• What is needed
Pick out every line that holds the string "JSON" and copy it.
## Begin Extracted entries
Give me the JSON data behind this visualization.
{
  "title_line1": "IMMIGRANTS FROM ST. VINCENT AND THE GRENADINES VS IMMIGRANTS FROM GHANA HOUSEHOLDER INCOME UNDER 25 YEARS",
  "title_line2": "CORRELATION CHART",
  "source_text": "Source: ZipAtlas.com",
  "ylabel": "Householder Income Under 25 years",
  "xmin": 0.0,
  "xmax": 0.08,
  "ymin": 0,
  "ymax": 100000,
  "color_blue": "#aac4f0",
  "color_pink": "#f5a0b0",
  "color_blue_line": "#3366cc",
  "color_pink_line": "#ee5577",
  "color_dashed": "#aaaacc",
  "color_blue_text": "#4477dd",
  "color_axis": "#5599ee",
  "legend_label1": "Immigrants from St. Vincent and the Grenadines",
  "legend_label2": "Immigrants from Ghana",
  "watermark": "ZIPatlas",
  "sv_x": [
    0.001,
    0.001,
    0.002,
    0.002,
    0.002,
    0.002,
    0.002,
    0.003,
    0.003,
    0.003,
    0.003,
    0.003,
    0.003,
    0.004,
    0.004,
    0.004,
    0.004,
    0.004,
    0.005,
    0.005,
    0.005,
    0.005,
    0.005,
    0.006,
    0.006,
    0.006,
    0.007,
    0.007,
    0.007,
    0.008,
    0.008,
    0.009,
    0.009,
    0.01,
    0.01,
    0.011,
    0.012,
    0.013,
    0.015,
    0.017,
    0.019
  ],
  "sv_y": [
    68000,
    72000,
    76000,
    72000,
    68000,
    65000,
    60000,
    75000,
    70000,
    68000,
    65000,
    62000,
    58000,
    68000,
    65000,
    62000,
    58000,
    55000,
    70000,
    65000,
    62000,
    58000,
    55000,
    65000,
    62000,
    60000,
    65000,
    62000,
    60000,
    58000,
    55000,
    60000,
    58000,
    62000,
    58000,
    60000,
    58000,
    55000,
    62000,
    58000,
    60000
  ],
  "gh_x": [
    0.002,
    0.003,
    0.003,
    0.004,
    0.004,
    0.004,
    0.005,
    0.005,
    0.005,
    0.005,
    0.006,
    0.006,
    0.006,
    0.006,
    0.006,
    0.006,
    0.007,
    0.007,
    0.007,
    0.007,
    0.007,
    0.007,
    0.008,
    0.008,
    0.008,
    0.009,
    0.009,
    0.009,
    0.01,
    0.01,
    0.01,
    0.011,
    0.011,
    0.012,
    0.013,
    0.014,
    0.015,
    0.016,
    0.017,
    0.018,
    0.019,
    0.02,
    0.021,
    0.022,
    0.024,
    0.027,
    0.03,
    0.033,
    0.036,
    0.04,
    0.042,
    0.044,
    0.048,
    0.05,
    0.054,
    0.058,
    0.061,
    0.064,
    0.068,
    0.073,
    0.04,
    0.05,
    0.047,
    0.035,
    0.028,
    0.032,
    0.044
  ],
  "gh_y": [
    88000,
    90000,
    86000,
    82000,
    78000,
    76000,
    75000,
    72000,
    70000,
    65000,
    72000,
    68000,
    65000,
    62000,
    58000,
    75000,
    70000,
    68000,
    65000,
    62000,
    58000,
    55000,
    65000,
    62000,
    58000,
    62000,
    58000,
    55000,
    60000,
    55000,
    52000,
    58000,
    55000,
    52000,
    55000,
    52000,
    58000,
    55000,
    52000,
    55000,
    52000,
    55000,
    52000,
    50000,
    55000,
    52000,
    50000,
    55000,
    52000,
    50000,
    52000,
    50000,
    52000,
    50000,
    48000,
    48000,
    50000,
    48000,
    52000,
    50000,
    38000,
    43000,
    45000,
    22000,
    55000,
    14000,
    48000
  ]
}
## End Extracted entries
## Begin Extracted entries
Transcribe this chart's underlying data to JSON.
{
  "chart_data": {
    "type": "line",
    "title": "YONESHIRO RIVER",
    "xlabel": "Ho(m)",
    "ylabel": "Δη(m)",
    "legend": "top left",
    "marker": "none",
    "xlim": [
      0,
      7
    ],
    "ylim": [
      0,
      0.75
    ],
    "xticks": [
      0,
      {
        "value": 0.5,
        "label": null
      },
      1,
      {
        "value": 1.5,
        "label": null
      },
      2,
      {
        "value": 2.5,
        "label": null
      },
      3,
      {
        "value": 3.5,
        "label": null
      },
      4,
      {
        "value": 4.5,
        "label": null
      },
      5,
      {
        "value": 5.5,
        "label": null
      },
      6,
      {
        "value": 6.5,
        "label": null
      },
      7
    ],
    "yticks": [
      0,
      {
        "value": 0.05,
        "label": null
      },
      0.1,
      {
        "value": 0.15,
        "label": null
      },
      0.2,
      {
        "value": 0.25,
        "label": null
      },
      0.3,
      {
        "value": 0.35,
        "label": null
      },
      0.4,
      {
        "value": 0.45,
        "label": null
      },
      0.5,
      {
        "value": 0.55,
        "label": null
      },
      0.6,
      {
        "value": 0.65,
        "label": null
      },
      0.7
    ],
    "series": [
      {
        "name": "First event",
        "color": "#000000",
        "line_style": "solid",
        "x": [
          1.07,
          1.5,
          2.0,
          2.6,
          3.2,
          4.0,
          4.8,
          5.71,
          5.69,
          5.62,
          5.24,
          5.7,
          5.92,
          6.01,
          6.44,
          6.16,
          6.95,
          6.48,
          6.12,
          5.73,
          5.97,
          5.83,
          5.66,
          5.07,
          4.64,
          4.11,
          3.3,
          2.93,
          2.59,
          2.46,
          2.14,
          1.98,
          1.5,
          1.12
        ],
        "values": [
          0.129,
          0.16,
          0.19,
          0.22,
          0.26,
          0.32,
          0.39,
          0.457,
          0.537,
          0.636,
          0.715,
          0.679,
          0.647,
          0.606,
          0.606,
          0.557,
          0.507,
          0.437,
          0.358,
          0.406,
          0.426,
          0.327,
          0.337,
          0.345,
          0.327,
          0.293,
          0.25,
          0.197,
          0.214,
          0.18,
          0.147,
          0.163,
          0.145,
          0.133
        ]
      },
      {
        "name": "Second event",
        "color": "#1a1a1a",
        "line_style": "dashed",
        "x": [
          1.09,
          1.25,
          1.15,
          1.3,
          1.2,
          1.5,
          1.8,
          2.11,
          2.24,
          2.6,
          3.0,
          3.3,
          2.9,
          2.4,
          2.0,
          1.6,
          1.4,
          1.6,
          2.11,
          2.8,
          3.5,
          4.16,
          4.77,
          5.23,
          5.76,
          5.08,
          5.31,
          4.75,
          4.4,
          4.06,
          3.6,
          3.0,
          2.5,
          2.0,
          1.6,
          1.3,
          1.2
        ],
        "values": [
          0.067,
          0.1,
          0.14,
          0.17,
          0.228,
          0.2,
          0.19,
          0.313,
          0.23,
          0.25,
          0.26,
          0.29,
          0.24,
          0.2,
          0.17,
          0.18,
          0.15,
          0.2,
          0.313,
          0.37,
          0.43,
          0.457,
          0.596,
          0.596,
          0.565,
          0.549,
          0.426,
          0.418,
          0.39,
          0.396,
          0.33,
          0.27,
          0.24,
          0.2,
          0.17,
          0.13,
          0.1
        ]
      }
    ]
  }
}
## End Extracted entries
• The response
Give me the JSON data behind this visualization.
Transcribe this chart's underlying data to JSON.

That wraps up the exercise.